Set exercise: Wherever "дельта" appears in a line, list that line.

* Begin Dataset rows *

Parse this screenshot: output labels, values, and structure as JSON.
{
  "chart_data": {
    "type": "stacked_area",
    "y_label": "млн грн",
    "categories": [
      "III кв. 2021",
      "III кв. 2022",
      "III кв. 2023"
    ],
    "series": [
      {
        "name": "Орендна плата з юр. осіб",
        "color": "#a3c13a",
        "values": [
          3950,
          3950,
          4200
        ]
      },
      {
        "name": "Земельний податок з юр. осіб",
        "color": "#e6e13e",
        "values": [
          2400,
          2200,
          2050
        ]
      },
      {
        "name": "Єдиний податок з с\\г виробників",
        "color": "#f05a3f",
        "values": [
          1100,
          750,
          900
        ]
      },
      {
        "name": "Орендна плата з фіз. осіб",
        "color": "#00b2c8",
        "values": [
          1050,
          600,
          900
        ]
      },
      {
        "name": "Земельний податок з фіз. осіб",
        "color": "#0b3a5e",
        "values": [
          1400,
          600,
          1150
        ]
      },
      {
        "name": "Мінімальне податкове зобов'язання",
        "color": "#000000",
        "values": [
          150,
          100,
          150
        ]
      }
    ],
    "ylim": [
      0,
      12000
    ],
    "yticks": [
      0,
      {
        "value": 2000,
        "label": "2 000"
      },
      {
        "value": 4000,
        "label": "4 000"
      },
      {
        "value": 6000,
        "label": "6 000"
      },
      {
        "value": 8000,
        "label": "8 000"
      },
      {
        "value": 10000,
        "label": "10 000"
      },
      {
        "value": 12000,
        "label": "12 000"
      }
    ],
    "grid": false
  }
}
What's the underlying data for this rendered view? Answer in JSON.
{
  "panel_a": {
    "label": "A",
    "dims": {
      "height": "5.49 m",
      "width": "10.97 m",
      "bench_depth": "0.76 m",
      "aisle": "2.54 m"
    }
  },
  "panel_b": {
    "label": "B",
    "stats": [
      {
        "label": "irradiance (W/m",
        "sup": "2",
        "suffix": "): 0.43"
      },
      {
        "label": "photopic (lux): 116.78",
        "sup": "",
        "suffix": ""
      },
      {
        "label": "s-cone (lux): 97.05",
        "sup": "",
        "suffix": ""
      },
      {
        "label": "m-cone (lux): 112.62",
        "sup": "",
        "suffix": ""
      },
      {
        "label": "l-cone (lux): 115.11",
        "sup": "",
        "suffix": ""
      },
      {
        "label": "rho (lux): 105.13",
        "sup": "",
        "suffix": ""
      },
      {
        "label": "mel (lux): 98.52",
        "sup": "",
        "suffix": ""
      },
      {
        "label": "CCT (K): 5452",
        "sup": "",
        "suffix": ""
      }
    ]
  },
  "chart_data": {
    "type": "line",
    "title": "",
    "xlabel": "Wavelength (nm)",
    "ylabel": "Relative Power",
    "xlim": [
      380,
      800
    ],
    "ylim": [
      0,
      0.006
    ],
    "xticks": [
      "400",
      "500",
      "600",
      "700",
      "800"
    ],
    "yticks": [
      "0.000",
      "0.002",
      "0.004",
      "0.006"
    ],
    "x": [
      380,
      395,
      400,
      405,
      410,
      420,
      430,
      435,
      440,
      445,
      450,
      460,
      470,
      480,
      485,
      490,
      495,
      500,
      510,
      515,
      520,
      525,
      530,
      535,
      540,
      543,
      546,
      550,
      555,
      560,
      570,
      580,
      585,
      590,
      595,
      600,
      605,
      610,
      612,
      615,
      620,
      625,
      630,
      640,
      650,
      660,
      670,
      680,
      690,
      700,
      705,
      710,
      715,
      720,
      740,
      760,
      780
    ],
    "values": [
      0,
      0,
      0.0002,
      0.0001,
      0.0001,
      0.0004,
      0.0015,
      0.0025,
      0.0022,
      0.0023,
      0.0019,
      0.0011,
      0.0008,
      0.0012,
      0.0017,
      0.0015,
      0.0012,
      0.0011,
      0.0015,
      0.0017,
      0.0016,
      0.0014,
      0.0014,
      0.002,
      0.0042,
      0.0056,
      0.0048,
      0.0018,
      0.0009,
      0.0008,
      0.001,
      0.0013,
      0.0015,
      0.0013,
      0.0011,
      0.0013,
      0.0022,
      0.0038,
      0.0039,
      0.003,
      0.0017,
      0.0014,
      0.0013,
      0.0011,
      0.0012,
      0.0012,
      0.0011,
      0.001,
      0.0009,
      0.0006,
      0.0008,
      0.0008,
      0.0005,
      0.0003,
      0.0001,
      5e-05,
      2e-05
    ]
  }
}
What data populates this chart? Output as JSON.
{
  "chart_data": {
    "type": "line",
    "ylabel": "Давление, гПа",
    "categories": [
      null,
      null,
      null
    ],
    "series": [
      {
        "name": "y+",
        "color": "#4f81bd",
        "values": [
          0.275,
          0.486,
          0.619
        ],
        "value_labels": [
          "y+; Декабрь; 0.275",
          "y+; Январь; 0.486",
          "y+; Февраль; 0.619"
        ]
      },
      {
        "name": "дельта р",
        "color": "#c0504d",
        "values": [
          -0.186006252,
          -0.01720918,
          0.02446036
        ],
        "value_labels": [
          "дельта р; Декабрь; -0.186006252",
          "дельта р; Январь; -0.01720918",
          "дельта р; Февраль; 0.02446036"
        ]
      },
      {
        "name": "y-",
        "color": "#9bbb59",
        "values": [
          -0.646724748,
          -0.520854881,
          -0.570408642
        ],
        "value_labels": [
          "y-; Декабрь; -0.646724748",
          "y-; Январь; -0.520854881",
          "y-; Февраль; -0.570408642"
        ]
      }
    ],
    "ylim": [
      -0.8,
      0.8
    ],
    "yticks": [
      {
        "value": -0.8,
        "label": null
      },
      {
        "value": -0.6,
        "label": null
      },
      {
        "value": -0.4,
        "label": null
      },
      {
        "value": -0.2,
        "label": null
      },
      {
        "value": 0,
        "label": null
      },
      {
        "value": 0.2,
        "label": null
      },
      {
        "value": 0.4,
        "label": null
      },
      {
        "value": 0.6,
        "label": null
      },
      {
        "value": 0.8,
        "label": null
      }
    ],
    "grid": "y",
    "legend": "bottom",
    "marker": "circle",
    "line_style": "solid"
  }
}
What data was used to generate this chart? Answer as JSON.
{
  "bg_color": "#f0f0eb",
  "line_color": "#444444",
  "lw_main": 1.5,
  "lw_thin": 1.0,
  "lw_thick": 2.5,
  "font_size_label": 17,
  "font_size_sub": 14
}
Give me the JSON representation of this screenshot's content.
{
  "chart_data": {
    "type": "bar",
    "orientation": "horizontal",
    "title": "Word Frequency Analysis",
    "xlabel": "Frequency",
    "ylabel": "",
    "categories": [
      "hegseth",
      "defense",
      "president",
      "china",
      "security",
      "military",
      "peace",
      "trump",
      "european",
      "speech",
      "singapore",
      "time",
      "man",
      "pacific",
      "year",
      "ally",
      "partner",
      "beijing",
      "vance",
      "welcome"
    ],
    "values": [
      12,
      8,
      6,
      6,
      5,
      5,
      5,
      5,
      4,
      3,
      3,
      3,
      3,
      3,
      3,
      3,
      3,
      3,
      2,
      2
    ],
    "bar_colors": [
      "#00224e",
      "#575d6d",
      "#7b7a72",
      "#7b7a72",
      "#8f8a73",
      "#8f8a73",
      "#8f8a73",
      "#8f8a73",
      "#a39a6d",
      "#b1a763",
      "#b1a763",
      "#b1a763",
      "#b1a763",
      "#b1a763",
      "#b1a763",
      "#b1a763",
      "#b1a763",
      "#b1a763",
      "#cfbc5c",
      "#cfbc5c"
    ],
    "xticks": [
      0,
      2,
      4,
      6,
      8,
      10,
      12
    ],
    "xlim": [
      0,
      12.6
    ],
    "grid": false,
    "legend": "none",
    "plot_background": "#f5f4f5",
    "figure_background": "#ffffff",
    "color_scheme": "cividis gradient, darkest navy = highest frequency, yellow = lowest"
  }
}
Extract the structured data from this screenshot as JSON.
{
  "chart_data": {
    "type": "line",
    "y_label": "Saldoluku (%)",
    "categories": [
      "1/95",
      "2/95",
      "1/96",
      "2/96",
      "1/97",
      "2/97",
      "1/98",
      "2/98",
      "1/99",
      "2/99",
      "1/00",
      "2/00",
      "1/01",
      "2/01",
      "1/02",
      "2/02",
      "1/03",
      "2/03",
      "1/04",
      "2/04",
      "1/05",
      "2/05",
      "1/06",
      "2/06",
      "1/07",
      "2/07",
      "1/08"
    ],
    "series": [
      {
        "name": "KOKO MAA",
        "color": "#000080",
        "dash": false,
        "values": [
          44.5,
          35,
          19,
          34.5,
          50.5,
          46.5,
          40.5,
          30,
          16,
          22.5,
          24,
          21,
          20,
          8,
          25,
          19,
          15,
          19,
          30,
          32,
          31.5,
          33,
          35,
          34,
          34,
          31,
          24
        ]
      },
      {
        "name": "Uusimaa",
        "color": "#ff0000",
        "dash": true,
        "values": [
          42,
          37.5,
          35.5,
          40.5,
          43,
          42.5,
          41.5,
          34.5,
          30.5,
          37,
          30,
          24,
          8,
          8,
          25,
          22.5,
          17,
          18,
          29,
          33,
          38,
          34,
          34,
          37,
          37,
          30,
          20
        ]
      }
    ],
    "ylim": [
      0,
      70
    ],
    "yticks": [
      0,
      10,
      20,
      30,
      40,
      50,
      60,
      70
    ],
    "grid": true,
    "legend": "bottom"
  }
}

* End Dataset rows *

Solution to the exercise:
        "name": "дельта р",
          "дельта р; Декабрь; -0.186006252",
          "дельта р; Январь; -0.01720918",
          "дельта р; Февраль; 0.02446036"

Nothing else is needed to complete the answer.